WHAT THE EXERCISE ASKS — Print out every line, exactly as written.
[AVAILABLE DATA start]
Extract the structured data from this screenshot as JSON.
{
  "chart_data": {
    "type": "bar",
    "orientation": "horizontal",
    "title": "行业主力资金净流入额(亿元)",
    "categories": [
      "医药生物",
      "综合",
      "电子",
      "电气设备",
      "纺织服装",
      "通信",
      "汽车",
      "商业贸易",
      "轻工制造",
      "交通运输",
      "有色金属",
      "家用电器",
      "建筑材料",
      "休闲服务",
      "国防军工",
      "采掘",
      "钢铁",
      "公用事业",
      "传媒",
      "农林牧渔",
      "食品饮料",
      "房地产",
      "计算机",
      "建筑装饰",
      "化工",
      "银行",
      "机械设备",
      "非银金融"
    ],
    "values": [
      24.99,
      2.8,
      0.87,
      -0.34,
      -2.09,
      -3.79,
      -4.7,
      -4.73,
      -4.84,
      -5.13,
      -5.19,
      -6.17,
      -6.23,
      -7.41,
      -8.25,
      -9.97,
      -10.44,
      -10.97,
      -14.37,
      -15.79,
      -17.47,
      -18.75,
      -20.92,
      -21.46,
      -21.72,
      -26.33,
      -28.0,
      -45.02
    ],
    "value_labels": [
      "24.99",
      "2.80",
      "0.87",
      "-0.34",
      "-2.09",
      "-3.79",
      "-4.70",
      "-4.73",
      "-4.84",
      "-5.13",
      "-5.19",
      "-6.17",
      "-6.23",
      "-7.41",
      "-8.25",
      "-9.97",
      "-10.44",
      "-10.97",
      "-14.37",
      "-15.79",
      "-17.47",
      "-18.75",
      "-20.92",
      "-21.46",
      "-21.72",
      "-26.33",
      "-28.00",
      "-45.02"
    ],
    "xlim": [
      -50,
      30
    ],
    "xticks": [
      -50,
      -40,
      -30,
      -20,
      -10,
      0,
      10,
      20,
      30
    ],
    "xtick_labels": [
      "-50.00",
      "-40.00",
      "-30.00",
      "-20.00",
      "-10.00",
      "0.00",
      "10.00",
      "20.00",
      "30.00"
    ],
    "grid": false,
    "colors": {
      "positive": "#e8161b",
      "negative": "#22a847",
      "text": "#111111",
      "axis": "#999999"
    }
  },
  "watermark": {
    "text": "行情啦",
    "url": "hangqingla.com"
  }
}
[AVAILABLE DATA end]
RESULT —
Extract the structured data from this screenshot as JSON.
{
  "chart_data": {
    "type": "bar",
    "orientation": "horizontal",
    "title": "行业主力资金净流入额(亿元)",
    "categories": [
      "医药生物",
      "综合",
      "电子",
      "电气设备",
      "纺织服装",
      "通信",
      "汽车",
      "商业贸易",
      "轻工制造",
      "交通运输",
      "有色金属",
      "家用电器",
      "建筑材料",
      "休闲服务",
      "国防军工",
      "采掘",
      "钢铁",
      "公用事业",
      "传媒",
      "农林牧渔",
      "食品饮料",
      "房地产",
      "计算机",
      "建筑装饰",
      "化工",
      "银行",
      "机械设备",
      "非银金融"
    ],
    "values": [
      24.99,
      2.8,
      0.87,
      -0.34,
      -2.09,
      -3.79,
      -4.7,
      -4.73,
      -4.84,
      -5.13,
      -5.19,
      -6.17,
      -6.23,
      -7.41,
      -8.25,
      -9.97,
      -10.44,
      -10.97,
      -14.37,
      -15.79,
      -17.47,
      -18.75,
      -20.92,
      -21.46,
      -21.72,
      -26.33,
      -28.0,
      -45.02
    ],
    "value_labels": [
      "24.99",
      "2.80",
      "0.87",
      "-0.34",
      "-2.09",
      "-3.79",
      "-4.70",
      "-4.73",
      "-4.84",
      "-5.13",
      "-5.19",
      "-6.17",
      "-6.23",
      "-7.41",
      "-8.25",
      "-9.97",
      "-10.44",
      "-10.97",
      "-14.37",
      "-15.79",
      "-17.47",
      "-18.75",
      "-20.92",
      "-21.46",
      "-21.72",
      "-26.33",
      "-28.00",
      "-45.02"
    ],
    "xlim": [
      -50,
      30
    ],
    "xticks": [
      -50,
      -40,
      -30,
      -20,
      -10,
      0,
      10,
      20,
      30
    ],
    "xtick_labels": [
      "-50.00",
      "-40.00",
      "-30.00",
      "-20.00",
      "-10.00",
      "0.00",
      "10.00",
      "20.00",
      "30.00"
    ],
    "grid": false,
    "colors": {
      "positive": "#e8161b",
      "negative": "#22a847",
      "text": "#111111",
      "axis": "#999999"
    }
  },
  "watermark": {
    "text": "行情啦",
    "url": "hangqingla.com"
  }
}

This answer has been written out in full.